- WHAT IS EXPECTED
Extract every line from the records below that contains the word "icon".

- WORKING DATA
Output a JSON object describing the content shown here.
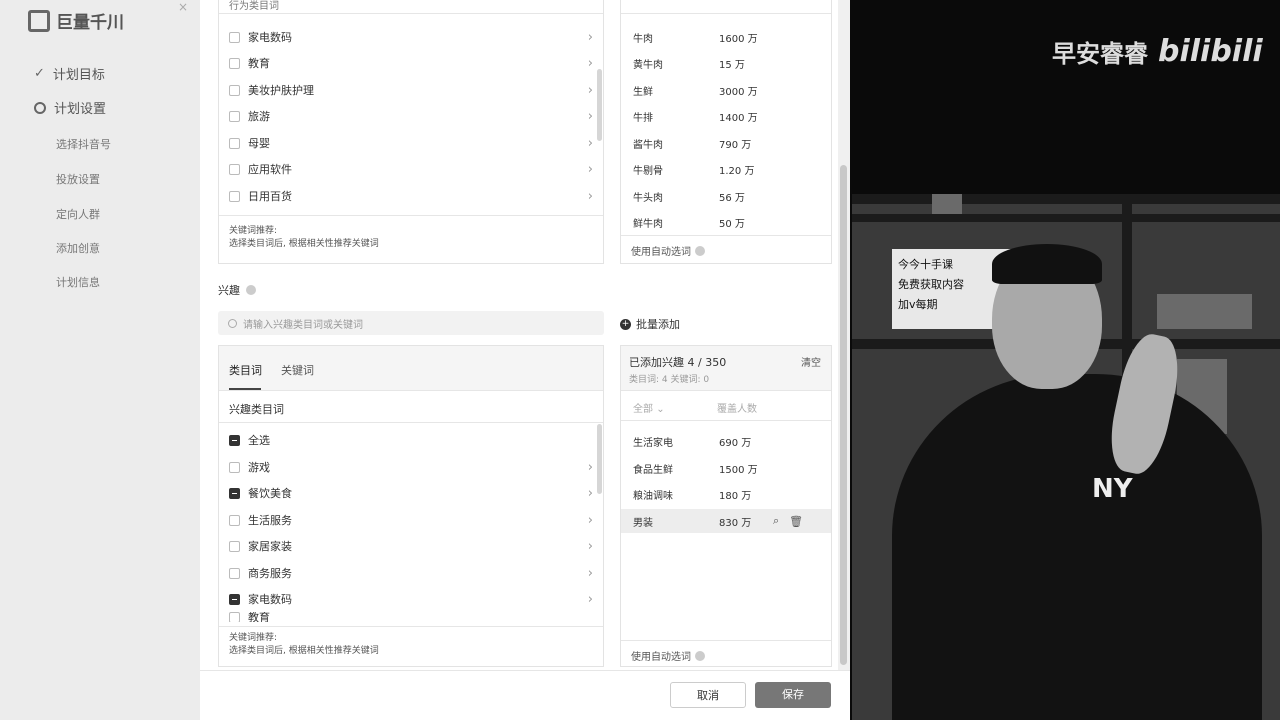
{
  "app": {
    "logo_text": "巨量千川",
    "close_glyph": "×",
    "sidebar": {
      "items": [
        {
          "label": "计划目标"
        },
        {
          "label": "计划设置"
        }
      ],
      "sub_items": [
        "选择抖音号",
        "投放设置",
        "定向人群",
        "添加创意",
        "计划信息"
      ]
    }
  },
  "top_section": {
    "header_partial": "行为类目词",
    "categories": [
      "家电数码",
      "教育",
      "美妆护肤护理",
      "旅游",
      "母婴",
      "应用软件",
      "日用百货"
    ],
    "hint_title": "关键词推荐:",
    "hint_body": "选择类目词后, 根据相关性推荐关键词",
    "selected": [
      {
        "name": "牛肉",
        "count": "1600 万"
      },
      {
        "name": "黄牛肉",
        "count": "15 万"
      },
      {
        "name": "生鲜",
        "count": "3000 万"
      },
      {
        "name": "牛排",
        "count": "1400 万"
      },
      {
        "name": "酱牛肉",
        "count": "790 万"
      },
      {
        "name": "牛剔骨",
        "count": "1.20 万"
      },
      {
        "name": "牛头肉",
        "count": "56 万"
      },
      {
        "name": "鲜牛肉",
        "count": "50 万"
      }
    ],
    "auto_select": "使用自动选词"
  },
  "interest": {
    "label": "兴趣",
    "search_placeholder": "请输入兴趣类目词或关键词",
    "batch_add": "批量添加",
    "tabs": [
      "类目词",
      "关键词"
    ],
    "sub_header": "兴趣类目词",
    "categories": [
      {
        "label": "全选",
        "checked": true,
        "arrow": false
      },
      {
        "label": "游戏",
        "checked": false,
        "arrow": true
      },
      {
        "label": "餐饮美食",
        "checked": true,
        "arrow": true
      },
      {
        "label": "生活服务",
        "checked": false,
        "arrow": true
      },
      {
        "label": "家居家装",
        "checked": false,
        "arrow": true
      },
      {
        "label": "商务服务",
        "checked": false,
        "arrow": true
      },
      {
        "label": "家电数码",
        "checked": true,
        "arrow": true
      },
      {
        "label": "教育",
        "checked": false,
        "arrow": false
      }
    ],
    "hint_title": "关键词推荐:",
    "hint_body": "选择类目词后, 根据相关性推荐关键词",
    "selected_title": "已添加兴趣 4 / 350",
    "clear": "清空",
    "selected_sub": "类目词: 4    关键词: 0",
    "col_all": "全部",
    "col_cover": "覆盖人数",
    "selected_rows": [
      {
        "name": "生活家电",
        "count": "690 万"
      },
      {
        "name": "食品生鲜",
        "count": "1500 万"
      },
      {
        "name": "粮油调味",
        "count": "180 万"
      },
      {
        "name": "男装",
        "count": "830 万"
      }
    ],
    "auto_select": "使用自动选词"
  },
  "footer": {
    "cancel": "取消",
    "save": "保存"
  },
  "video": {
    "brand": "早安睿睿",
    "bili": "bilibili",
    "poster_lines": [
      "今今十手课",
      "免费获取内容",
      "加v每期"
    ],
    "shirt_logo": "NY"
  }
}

==

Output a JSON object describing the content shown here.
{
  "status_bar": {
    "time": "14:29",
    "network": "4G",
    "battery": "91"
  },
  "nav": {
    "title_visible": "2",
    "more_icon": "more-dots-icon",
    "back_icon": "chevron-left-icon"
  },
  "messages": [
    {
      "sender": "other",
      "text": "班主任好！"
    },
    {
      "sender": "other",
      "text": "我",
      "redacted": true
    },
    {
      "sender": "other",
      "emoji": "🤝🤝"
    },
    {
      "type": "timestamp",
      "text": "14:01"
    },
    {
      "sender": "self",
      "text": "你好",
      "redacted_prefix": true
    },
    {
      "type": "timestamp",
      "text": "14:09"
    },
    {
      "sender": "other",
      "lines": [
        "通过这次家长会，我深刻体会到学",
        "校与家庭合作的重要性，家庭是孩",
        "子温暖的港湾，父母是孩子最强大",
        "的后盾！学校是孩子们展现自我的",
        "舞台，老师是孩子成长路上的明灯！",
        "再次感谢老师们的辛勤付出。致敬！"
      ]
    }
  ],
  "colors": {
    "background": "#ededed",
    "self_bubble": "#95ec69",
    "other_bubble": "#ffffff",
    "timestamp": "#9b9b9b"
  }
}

- WRITTEN SOLUTION
    "more_icon": "more-dots-icon",
    "back_icon": "chevron-left-icon"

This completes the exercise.